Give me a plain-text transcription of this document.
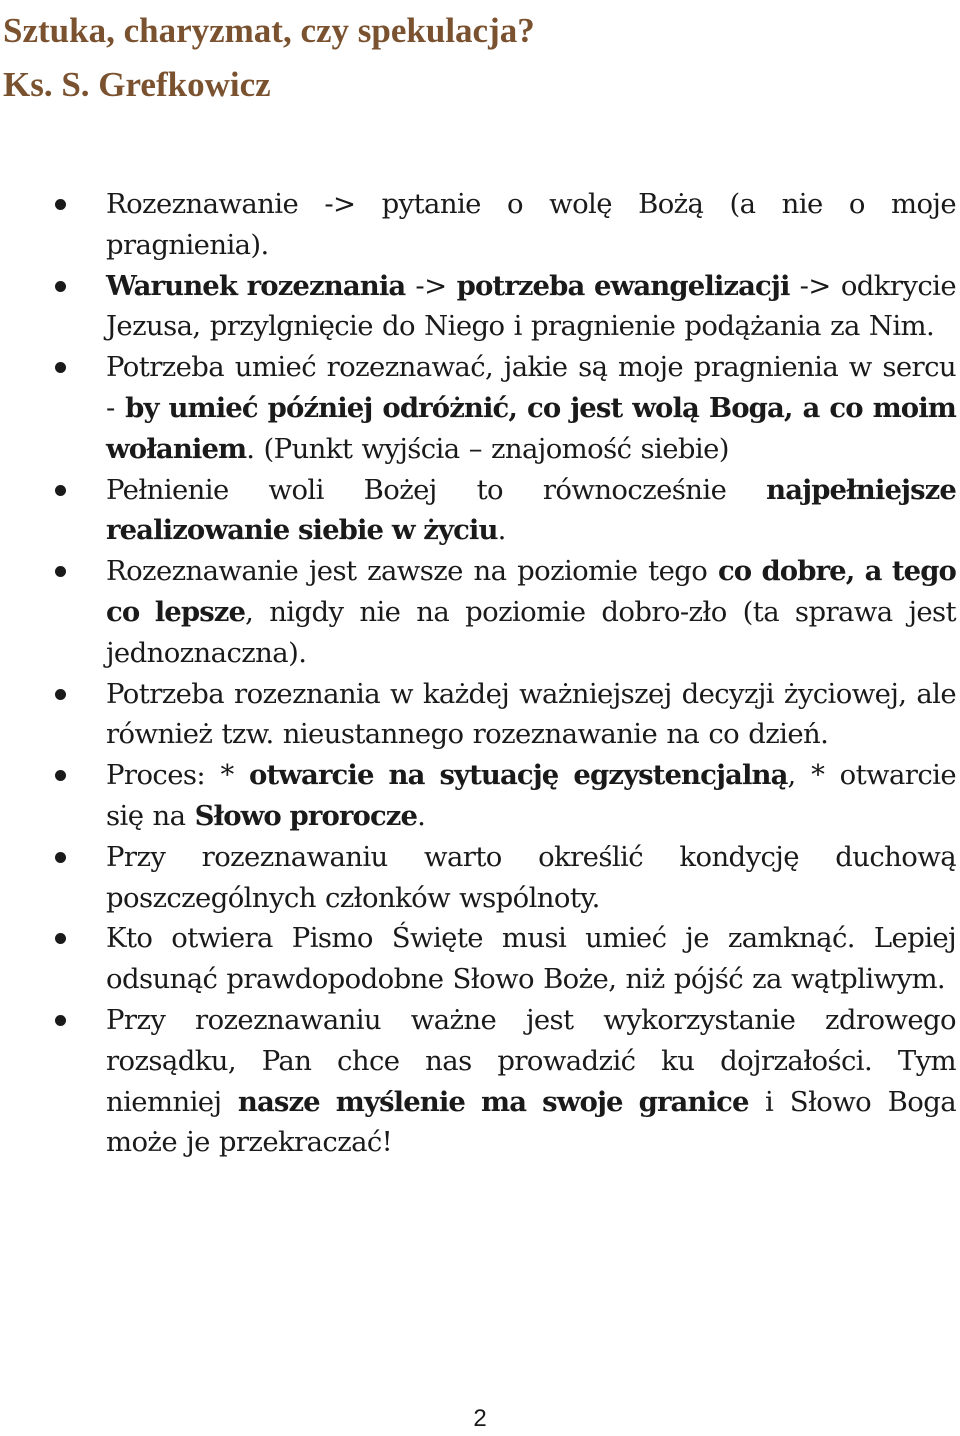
Sztuka, charyzmat, czy spekulacja?
Ks. S. Grefkowicz
Rozeznawanie -> pytanie o wolę Bożą (a nie o moje pragnienia).
Warunek rozeznania -> potrzeba ewangelizacji -> odkrycie Jezusa, przylgnięcie do Niego i pragnienie podążania za Nim.
Potrzeba umieć rozeznawać, jakie są moje pragnienia w sercu - by umieć później odróżnić, co jest wolą Boga, a co moim wołaniem. (Punkt wyjścia – znajomość siebie)
Pełnienie woli Bożej to równocześnie najpełniejsze realizowanie siebie w życiu.
Rozeznawanie jest zawsze na poziomie tego co dobre, a tego co lepsze, nigdy nie na poziomie dobro-zło (ta sprawa jest jednoznaczna).
Potrzeba rozeznania w każdej ważniejszej decyzji życiowej, ale również tzw. nieustannego rozeznawanie na co dzień.
Proces: * otwarcie na sytuację egzystencjalną, * otwarcie się na Słowo prorocze.
Przy rozeznawaniu warto określić kondycję duchową poszczególnych członków wspólnoty.
Kto otwiera Pismo Święte musi umieć je zamknąć. Lepiej odsunąć prawdopodobne Słowo Boże, niż pójść za wątpliwym.
Przy rozeznawaniu ważne jest wykorzystanie zdrowego rozsądku, Pan chce nas prowadzić ku dojrzałości. Tym niemniej nasze myślenie ma swoje granice i Słowo Boga może je przekraczać!
2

- - - -

**EXERCISE:**
In the records above, locate the lines holding the word "Boga". Copy each of them.

**SOLUTION:**
Potrzeba umieć rozeznawać, jakie są moje pragnienia w sercu - by umieć później odróżnić, co jest wolą Boga, a co moim wołaniem. (Punkt wyjścia – znajomość siebie)
Przy rozeznawaniu ważne jest wykorzystanie zdrowego rozsądku, Pan chce nas prowadzić ku dojrzałości. Tym niemniej nasze myślenie ma swoje granice i Słowo Boga może je przekraczać!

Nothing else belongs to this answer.